- **Task goal**:
Copy out all lines that hold "Agregar".

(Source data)
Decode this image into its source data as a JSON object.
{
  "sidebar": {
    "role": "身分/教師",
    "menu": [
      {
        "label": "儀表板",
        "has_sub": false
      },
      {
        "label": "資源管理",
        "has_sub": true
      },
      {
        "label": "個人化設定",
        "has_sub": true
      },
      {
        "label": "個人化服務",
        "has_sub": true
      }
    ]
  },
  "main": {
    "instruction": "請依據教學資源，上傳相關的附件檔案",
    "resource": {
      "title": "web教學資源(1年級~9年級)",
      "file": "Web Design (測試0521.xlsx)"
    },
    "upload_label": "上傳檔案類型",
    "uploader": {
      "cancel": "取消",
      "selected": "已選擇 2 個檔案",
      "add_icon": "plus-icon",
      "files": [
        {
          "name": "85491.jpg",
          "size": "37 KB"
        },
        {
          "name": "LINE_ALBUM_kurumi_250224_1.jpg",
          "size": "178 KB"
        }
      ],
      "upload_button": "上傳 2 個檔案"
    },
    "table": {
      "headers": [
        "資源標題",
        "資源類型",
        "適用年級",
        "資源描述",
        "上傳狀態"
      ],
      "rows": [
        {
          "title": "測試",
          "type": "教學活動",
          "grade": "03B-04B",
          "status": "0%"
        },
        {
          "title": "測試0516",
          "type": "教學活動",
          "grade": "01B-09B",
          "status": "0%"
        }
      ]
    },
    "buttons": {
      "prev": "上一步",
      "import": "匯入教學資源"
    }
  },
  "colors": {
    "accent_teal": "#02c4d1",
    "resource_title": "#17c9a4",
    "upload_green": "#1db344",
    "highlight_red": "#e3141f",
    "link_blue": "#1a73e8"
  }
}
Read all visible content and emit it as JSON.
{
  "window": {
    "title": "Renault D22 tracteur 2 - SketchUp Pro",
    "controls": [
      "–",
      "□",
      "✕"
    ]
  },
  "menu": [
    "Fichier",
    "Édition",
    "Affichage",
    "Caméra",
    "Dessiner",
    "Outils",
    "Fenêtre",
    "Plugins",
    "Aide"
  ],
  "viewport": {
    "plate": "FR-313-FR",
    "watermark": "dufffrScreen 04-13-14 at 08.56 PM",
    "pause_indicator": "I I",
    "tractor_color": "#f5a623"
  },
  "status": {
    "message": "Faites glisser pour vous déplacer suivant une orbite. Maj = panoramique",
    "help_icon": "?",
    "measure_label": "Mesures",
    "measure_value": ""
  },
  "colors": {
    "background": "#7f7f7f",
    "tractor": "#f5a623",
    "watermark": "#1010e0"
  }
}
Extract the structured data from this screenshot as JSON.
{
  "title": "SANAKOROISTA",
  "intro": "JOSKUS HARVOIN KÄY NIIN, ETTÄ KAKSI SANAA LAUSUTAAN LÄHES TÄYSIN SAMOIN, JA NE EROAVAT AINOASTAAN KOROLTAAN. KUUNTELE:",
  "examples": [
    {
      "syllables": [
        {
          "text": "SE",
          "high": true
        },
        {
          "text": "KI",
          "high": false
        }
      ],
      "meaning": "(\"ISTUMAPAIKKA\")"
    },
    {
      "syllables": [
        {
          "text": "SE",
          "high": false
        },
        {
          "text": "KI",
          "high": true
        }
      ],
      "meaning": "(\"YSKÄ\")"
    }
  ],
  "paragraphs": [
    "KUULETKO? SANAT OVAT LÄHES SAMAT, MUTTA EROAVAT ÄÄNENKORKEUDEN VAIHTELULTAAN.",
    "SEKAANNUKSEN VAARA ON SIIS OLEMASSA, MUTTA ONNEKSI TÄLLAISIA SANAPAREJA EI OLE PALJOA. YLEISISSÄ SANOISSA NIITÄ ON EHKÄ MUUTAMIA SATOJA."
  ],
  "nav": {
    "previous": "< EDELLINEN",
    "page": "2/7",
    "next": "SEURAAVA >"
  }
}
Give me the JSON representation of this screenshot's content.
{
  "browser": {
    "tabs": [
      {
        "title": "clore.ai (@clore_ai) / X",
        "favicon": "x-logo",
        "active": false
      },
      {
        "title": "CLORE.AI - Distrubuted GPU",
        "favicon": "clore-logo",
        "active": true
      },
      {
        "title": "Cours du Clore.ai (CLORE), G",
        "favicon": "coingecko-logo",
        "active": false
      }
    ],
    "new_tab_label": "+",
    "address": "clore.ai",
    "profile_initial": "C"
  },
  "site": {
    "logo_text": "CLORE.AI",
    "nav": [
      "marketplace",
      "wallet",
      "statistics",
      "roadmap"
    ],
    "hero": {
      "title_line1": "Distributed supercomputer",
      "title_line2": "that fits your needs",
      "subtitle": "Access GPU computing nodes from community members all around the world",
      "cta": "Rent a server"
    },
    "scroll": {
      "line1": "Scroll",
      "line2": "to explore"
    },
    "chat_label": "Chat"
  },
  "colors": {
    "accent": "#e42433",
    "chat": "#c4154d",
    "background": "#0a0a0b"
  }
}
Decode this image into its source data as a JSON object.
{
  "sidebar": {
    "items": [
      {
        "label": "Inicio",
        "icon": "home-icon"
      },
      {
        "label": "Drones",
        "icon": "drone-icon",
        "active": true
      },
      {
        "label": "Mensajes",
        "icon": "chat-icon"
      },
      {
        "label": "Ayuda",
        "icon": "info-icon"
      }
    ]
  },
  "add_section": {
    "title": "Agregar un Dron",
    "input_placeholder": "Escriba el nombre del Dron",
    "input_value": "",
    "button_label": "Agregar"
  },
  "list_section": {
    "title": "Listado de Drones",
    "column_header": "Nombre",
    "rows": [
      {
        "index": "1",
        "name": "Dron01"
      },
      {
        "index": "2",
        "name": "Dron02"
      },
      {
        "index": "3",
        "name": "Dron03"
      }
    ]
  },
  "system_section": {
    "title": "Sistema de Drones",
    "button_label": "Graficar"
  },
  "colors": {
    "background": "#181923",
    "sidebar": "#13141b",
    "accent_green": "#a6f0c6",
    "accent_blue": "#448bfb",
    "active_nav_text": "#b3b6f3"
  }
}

- **Output**:
    "title": "Agregar un Dron",
    "button_label": "Agregar"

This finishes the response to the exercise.